> What to produce
An exact copy of all the data is the required output.

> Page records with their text

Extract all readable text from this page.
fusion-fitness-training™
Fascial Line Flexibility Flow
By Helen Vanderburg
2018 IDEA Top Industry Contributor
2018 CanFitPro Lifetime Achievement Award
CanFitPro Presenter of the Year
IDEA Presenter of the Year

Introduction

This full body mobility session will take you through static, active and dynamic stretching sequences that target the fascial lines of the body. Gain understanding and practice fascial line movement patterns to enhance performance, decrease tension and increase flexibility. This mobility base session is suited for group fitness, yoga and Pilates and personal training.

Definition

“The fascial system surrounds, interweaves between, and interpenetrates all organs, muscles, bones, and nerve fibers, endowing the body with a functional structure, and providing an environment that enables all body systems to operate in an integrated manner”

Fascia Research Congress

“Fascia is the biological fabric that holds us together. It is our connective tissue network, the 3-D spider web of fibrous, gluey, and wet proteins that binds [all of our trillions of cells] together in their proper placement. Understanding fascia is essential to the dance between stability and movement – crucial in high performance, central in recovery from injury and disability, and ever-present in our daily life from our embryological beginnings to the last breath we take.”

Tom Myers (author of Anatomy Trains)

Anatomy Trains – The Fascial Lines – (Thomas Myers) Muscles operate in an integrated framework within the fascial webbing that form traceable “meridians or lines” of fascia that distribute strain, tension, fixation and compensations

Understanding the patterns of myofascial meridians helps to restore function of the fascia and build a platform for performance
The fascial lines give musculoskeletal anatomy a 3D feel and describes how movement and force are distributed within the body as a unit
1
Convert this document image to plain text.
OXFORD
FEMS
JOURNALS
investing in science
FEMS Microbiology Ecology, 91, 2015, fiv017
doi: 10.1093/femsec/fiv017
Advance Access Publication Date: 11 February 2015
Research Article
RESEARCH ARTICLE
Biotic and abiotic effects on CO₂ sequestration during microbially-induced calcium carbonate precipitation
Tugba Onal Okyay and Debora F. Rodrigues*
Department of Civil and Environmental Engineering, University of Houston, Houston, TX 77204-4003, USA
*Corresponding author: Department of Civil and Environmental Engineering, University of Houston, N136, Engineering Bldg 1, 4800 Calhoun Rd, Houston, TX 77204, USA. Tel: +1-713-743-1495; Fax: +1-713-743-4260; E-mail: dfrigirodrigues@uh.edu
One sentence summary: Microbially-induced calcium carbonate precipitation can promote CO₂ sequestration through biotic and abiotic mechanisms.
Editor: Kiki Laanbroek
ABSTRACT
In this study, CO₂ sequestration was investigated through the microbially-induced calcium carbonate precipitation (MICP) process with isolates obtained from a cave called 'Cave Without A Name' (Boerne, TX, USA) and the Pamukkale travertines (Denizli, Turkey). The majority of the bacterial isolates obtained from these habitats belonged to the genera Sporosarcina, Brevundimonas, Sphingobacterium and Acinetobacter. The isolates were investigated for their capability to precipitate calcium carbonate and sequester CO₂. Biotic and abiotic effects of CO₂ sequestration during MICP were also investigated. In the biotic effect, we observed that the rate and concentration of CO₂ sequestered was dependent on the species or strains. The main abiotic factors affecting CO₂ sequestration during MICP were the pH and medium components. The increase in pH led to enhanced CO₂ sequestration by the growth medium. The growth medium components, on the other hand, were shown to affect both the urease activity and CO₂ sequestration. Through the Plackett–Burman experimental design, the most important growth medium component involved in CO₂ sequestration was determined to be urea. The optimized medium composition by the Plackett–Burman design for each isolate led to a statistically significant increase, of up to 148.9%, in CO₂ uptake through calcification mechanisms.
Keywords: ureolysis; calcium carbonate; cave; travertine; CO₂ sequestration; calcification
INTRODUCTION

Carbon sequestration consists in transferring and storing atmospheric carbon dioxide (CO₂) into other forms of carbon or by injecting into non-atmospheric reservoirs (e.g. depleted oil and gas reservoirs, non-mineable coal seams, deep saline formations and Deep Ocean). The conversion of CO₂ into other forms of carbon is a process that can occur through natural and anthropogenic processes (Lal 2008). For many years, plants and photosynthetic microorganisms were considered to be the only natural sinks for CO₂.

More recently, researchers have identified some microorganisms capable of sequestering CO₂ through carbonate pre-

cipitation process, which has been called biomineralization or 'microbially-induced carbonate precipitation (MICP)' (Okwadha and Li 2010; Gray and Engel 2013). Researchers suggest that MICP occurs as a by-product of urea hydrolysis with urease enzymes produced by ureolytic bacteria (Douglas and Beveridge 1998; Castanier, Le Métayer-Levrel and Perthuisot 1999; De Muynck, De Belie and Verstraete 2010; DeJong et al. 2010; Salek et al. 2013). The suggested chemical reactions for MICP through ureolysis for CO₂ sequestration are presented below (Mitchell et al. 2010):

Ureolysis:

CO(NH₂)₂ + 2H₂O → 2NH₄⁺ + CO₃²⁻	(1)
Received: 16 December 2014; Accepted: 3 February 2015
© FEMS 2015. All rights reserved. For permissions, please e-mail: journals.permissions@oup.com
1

> Written answer
Extract all readable text from this page.
fusion-fitness-training™
Fascial Line Flexibility Flow
By Helen Vanderburg
2018 IDEA Top Industry Contributor
2018 CanFitPro Lifetime Achievement Award
CanFitPro Presenter of the Year
IDEA Presenter of the Year

Introduction

This full body mobility session will take you through static, active and dynamic stretching sequences that target the fascial lines of the body. Gain understanding and practice fascial line movement patterns to enhance performance, decrease tension and increase flexibility. This mobility base session is suited for group fitness, yoga and Pilates and personal training.

Definition

“The fascial system surrounds, interweaves between, and interpenetrates all organs, muscles, bones, and nerve fibers, endowing the body with a functional structure, and providing an environment that enables all body systems to operate in an integrated manner”

Fascia Research Congress

“Fascia is the biological fabric that holds us together. It is our connective tissue network, the 3-D spider web of fibrous, gluey, and wet proteins that binds [all of our trillions of cells] together in their proper placement. Understanding fascia is essential to the dance between stability and movement – crucial in high performance, central in recovery from injury and disability, and ever-present in our daily life from our embryological beginnings to the last breath we take.”

Tom Myers (author of Anatomy Trains)

Anatomy Trains – The Fascial Lines – (Thomas Myers) Muscles operate in an integrated framework within the fascial webbing that form traceable “meridians or lines” of fascia that distribute strain, tension, fixation and compensations

Understanding the patterns of myofascial meridians helps to restore function of the fascia and build a platform for performance
The fascial lines give musculoskeletal anatomy a 3D feel and describes how movement and force are distributed within the body as a unit
1
Convert this document image to plain text.
OXFORD
FEMS
JOURNALS
investing in science
FEMS Microbiology Ecology, 91, 2015, fiv017
doi: 10.1093/femsec/fiv017
Advance Access Publication Date: 11 February 2015
Research Article
RESEARCH ARTICLE
Biotic and abiotic effects on CO₂ sequestration during microbially-induced calcium carbonate precipitation
Tugba Onal Okyay and Debora F. Rodrigues*
Department of Civil and Environmental Engineering, University of Houston, Houston, TX 77204-4003, USA
*Corresponding author: Department of Civil and Environmental Engineering, University of Houston, N136, Engineering Bldg 1, 4800 Calhoun Rd, Houston, TX 77204, USA. Tel: +1-713-743-1495; Fax: +1-713-743-4260; E-mail: dfrigirodrigues@uh.edu
One sentence summary: Microbially-induced calcium carbonate precipitation can promote CO₂ sequestration through biotic and abiotic mechanisms.
Editor: Kiki Laanbroek
ABSTRACT
In this study, CO₂ sequestration was investigated through the microbially-induced calcium carbonate precipitation (MICP) process with isolates obtained from a cave called 'Cave Without A Name' (Boerne, TX, USA) and the Pamukkale travertines (Denizli, Turkey). The majority of the bacterial isolates obtained from these habitats belonged to the genera Sporosarcina, Brevundimonas, Sphingobacterium and Acinetobacter. The isolates were investigated for their capability to precipitate calcium carbonate and sequester CO₂. Biotic and abiotic effects of CO₂ sequestration during MICP were also investigated. In the biotic effect, we observed that the rate and concentration of CO₂ sequestered was dependent on the species or strains. The main abiotic factors affecting CO₂ sequestration during MICP were the pH and medium components. The increase in pH led to enhanced CO₂ sequestration by the growth medium. The growth medium components, on the other hand, were shown to affect both the urease activity and CO₂ sequestration. Through the Plackett–Burman experimental design, the most important growth medium component involved in CO₂ sequestration was determined to be urea. The optimized medium composition by the Plackett–Burman design for each isolate led to a statistically significant increase, of up to 148.9%, in CO₂ uptake through calcification mechanisms.
Keywords: ureolysis; calcium carbonate; cave; travertine; CO₂ sequestration; calcification
INTRODUCTION

Carbon sequestration consists in transferring and storing atmospheric carbon dioxide (CO₂) into other forms of carbon or by injecting into non-atmospheric reservoirs (e.g. depleted oil and gas reservoirs, non-mineable coal seams, deep saline formations and Deep Ocean). The conversion of CO₂ into other forms of carbon is a process that can occur through natural and anthropogenic processes (Lal 2008). For many years, plants and photosynthetic microorganisms were considered to be the only natural sinks for CO₂.

More recently, researchers have identified some microorganisms capable of sequestering CO₂ through carbonate pre-

cipitation process, which has been called biomineralization or 'microbially-induced carbonate precipitation (MICP)' (Okwadha and Li 2010; Gray and Engel 2013). Researchers suggest that MICP occurs as a by-product of urea hydrolysis with urease enzymes produced by ureolytic bacteria (Douglas and Beveridge 1998; Castanier, Le Métayer-Levrel and Perthuisot 1999; De Muynck, De Belie and Verstraete 2010; DeJong et al. 2010; Salek et al. 2013). The suggested chemical reactions for MICP through ureolysis for CO₂ sequestration are presented below (Mitchell et al. 2010):

Ureolysis:

CO(NH₂)₂ + 2H₂O → 2NH₄⁺ + CO₃²⁻	(1)
Received: 16 December 2014; Accepted: 3 February 2015
© FEMS 2015. All rights reserved. For permissions, please e-mail: journals.permissions@oup.com
1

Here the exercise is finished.